──────── EXTRACTED MATERIAL ────────

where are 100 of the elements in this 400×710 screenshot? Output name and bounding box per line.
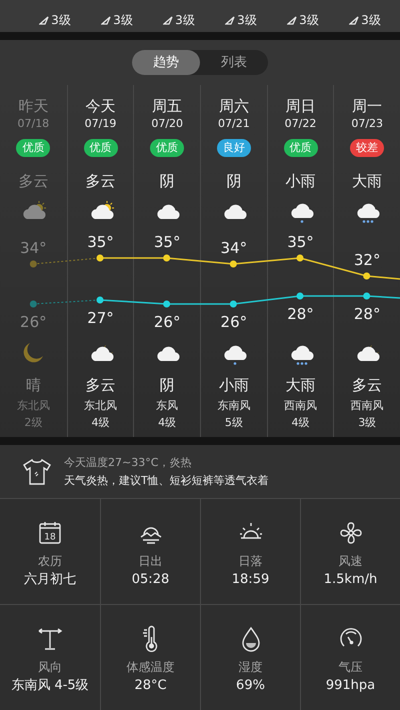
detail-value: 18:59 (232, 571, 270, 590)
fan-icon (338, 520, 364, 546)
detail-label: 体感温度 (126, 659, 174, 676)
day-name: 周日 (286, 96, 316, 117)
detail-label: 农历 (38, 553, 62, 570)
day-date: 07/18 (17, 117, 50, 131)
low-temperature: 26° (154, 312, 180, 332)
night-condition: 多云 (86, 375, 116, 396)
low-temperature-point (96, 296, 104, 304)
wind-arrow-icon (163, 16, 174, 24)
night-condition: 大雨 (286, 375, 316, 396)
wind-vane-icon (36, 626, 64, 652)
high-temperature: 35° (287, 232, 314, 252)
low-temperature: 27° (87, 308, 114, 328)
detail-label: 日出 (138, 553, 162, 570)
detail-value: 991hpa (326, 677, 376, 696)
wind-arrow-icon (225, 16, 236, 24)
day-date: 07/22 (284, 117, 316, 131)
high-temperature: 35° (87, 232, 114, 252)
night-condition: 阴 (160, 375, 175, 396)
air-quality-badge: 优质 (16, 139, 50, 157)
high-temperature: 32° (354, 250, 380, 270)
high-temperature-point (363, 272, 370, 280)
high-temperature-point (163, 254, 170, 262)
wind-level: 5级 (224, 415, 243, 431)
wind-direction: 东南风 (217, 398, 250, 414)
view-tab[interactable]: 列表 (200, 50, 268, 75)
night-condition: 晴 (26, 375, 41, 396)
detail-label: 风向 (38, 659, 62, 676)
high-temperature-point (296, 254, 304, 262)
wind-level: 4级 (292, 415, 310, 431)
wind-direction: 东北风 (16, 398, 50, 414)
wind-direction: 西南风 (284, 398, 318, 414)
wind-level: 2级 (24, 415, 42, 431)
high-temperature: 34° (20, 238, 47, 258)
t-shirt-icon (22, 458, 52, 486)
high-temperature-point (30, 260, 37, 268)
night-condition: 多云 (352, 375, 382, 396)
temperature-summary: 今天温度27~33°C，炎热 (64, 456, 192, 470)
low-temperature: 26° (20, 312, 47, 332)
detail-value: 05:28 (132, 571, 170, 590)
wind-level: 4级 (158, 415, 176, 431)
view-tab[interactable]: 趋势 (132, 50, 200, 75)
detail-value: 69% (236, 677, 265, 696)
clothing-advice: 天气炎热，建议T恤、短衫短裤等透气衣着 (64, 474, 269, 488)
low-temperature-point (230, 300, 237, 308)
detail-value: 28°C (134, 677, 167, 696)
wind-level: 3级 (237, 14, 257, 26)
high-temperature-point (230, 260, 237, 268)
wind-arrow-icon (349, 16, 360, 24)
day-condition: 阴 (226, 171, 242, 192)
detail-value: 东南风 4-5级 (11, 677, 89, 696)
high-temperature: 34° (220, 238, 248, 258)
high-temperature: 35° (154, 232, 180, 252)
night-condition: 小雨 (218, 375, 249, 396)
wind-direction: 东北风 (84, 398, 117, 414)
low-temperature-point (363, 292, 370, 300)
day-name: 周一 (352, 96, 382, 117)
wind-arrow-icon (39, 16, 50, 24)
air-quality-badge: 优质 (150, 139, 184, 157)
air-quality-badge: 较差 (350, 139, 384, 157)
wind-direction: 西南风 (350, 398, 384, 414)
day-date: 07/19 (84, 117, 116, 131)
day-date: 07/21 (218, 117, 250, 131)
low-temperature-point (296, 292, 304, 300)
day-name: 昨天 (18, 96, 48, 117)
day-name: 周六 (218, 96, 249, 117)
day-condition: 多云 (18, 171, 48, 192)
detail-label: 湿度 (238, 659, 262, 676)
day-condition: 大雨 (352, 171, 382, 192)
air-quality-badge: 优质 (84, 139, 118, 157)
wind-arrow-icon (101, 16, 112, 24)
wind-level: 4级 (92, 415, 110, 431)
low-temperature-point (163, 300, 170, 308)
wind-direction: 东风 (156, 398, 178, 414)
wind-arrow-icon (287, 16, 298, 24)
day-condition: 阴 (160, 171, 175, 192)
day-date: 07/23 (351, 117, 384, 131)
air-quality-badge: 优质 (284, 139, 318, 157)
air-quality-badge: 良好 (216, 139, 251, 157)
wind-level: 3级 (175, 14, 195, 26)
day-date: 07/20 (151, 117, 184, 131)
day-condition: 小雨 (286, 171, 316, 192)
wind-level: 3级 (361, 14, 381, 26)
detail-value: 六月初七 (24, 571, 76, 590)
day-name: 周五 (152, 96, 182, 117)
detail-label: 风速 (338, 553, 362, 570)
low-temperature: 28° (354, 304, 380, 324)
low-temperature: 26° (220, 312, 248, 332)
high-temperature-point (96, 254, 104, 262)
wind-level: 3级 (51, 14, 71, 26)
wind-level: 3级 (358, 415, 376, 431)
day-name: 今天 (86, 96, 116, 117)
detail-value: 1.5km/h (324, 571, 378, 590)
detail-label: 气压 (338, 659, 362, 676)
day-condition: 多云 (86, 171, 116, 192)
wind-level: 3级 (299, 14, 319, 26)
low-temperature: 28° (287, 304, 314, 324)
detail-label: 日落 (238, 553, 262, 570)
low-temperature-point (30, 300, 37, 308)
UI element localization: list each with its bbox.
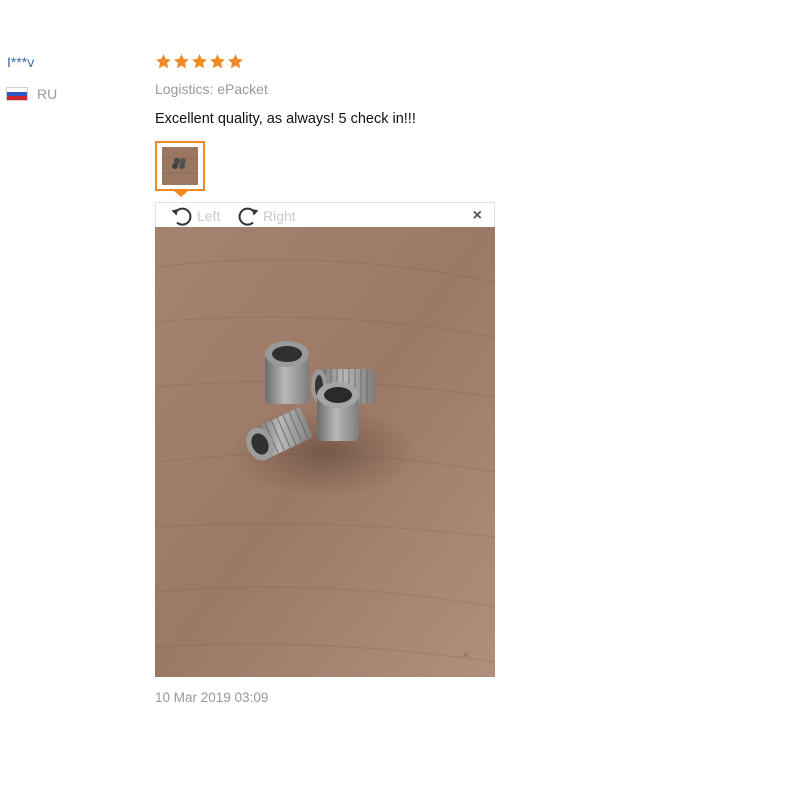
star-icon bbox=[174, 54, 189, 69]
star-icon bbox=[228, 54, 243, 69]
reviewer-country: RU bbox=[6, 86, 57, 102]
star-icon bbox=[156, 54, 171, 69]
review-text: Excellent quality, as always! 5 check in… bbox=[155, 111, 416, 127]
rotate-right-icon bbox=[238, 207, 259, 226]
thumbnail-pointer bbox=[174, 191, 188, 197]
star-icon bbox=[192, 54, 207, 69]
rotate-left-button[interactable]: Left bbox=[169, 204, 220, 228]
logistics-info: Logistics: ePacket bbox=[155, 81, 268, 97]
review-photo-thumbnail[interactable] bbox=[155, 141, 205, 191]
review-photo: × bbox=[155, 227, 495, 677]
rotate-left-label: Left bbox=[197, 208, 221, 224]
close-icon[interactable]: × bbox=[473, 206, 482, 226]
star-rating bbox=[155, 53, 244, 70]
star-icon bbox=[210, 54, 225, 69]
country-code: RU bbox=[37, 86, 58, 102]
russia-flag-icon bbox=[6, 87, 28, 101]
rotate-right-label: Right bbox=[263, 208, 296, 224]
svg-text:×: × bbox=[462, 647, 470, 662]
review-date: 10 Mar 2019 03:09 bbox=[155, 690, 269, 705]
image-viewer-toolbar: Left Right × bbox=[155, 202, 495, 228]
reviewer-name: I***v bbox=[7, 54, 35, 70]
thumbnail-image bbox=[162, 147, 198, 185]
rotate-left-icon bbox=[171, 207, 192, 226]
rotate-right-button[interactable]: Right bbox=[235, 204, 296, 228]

────────
──────── EXTRACTED MATERIAL ────────

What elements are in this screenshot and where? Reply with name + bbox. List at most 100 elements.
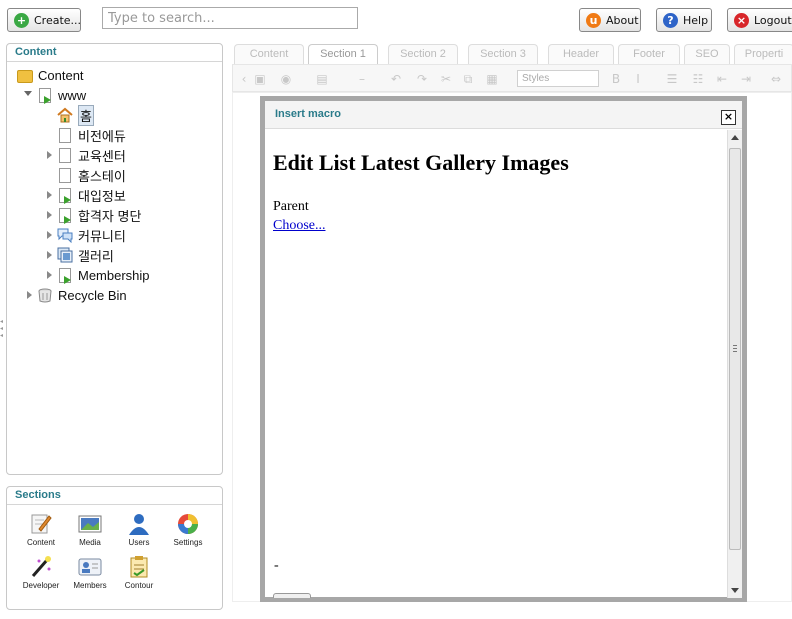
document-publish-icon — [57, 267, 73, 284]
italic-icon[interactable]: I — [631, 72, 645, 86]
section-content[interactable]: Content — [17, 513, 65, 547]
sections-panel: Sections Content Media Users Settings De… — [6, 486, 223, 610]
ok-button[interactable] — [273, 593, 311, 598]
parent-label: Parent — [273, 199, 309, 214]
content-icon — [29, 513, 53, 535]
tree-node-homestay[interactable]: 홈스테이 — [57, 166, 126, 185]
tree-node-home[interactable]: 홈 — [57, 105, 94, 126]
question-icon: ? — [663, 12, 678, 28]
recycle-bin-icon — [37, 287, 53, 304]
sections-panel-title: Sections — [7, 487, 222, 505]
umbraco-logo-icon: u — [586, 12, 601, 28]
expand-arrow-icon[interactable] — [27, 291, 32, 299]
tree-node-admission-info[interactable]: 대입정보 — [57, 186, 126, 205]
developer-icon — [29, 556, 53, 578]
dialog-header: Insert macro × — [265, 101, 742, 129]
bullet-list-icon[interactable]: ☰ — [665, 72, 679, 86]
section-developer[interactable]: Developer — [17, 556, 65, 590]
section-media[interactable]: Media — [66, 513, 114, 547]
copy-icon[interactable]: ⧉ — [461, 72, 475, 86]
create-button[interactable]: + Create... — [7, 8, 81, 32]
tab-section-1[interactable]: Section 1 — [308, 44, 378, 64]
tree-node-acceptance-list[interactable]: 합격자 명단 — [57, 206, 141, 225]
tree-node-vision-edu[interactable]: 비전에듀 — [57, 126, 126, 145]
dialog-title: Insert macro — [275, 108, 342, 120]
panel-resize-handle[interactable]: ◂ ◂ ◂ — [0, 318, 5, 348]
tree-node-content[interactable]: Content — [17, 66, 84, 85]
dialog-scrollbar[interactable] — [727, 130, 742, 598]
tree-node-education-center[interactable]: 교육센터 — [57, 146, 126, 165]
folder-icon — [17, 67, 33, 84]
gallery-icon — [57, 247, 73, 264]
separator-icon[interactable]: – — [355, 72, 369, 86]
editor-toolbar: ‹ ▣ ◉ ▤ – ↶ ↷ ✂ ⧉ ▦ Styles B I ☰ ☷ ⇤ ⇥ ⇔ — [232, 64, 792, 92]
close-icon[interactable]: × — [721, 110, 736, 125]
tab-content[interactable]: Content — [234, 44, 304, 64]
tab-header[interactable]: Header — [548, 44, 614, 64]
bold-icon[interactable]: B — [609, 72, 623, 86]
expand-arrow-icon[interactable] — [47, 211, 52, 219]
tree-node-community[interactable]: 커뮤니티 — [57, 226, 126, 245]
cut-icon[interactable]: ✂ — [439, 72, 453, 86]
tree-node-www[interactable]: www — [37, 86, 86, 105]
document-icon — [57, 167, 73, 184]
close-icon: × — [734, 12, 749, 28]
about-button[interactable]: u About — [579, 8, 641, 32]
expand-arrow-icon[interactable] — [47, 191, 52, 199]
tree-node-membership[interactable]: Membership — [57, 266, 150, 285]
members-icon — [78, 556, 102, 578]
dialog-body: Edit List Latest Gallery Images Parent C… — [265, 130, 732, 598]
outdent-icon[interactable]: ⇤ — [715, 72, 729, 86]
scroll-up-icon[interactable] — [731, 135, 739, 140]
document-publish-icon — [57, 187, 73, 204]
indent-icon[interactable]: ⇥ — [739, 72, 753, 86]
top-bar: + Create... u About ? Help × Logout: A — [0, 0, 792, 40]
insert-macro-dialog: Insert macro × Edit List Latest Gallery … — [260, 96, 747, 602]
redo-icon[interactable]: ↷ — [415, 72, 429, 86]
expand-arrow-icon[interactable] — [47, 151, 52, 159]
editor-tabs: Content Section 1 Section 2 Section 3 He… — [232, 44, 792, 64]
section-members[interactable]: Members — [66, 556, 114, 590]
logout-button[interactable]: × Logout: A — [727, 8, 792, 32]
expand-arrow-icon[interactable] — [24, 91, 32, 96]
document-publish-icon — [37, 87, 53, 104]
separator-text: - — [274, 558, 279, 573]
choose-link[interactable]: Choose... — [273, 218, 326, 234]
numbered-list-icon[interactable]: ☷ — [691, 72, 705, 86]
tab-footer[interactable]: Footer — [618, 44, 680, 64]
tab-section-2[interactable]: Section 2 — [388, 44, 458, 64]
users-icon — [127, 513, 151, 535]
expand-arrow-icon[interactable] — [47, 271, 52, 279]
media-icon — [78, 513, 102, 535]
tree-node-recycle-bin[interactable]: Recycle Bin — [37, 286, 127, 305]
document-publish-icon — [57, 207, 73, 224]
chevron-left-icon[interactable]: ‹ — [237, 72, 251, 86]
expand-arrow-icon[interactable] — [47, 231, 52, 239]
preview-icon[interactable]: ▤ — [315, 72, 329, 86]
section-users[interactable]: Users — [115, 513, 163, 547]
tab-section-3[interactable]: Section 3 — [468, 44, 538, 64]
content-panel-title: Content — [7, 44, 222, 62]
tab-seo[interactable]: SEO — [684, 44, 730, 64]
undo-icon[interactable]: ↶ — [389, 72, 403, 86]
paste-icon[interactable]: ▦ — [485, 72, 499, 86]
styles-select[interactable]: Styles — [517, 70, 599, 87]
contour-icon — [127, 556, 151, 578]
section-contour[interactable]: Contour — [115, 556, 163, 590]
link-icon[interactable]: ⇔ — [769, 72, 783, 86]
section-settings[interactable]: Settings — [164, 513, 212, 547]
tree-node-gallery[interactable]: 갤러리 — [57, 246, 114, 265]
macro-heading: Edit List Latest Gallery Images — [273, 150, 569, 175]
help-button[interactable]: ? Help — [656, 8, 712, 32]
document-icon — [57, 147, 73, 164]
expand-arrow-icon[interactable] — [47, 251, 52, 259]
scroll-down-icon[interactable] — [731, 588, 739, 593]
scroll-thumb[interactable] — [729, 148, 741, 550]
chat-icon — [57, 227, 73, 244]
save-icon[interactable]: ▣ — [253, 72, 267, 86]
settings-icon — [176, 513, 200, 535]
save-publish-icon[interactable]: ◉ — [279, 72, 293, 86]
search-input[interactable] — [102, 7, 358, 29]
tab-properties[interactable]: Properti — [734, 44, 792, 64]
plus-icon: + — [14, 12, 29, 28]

────────
──────── EXTRACTED MATERIAL ────────

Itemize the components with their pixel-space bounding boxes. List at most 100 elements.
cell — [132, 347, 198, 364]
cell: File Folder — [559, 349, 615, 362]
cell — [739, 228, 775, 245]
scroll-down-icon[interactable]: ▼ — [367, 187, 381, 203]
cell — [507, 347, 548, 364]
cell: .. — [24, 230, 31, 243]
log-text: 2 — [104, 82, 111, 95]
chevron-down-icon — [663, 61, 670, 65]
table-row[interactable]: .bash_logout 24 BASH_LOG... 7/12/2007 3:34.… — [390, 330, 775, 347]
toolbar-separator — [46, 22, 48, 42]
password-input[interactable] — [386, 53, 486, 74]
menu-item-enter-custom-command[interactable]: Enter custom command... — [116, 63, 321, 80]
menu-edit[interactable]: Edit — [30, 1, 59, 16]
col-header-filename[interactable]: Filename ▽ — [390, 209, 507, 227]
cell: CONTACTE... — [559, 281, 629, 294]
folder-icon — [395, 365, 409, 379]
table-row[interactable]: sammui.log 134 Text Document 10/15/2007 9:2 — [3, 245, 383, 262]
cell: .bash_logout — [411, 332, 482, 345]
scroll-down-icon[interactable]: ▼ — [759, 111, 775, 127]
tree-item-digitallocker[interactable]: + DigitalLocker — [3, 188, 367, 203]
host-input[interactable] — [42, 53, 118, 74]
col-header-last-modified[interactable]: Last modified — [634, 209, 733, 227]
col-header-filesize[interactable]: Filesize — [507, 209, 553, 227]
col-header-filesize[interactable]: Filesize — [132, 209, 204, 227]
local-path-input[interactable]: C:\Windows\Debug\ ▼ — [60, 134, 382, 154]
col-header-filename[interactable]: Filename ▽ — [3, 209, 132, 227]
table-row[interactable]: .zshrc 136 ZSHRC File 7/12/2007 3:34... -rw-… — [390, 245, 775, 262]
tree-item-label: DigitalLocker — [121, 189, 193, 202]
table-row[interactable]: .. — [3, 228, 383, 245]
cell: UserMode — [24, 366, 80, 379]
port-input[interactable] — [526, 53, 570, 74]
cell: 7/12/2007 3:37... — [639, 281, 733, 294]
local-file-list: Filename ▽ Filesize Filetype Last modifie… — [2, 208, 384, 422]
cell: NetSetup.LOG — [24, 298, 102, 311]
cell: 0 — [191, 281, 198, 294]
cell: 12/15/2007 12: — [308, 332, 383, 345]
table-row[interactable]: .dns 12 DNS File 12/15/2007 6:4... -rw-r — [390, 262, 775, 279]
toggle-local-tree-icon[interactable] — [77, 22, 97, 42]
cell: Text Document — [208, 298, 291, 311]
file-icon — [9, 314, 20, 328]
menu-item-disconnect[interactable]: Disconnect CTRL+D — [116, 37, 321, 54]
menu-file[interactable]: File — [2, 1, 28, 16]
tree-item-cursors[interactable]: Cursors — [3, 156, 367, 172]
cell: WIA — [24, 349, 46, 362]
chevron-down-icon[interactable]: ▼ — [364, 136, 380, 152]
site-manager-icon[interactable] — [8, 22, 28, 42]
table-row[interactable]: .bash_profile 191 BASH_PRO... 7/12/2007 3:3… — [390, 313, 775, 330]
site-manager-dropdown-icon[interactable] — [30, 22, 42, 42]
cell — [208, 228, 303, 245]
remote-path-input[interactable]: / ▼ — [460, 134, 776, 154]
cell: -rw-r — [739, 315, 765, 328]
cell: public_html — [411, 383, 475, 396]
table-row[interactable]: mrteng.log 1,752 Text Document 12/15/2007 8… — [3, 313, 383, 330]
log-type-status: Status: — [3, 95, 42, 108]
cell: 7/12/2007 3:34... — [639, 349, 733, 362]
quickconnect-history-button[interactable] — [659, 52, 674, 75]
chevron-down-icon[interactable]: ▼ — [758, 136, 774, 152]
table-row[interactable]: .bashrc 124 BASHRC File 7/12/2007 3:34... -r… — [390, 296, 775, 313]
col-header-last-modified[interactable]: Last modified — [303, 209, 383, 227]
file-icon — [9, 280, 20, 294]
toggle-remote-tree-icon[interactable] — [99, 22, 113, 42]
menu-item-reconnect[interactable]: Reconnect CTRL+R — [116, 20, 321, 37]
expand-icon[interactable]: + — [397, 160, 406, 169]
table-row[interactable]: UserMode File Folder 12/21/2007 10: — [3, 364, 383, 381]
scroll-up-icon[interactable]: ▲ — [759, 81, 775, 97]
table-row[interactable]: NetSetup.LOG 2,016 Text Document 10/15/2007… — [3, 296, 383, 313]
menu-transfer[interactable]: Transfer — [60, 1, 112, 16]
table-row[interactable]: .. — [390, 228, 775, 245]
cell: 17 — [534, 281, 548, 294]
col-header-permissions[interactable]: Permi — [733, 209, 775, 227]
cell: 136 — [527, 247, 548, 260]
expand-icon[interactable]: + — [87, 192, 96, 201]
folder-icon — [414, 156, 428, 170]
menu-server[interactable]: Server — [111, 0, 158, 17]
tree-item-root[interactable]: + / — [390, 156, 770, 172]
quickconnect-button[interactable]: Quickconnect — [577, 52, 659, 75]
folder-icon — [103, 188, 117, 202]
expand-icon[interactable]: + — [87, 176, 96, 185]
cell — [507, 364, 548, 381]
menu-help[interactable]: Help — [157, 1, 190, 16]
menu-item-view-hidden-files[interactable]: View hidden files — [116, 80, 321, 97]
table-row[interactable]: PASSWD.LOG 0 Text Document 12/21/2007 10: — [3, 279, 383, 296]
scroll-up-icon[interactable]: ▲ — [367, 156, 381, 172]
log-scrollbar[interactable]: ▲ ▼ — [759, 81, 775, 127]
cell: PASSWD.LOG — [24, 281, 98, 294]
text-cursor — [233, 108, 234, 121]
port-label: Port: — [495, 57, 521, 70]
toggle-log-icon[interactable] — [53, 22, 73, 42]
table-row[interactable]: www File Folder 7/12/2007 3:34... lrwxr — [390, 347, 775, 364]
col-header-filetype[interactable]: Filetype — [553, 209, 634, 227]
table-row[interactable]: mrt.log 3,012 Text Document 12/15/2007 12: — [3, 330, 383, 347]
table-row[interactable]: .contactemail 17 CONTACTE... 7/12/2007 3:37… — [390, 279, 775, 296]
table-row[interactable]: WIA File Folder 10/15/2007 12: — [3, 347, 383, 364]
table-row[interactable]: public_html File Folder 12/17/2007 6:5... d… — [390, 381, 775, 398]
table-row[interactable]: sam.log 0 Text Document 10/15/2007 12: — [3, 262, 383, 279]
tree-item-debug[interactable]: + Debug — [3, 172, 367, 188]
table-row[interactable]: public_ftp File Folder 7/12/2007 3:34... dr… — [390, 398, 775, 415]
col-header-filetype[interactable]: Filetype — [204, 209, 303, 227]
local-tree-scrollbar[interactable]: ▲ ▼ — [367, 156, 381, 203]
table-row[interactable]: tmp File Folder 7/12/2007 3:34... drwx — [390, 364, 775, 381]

────────

WHAT TO WORK ON: Print the lines of data between the line holding "document-publish-icon — [57, 267, 73, 284]" and the line holding "recycle-bin-icon — [37, 287, 53, 304]", inclusive, exactly as they appear.

CORRECT OUTPUT:
document-publish-icon — [57, 267, 73, 284]
italic-icon[interactable]: I — [631, 72, 645, 86]
section-content[interactable]: Content — [17, 513, 65, 547]
sections-panel: Sections Content Media Users Settings De… — [6, 486, 223, 610]
ok-button[interactable] — [273, 593, 311, 598]
parent-label: Parent — [273, 199, 309, 214]
content-icon — [29, 513, 53, 535]
tree-node-homestay[interactable]: 홈스테이 — [57, 166, 126, 185]
tree-node-home[interactable]: 홈 — [57, 105, 94, 126]
question-icon: ? — [663, 12, 678, 28]
recycle-bin-icon — [37, 287, 53, 304]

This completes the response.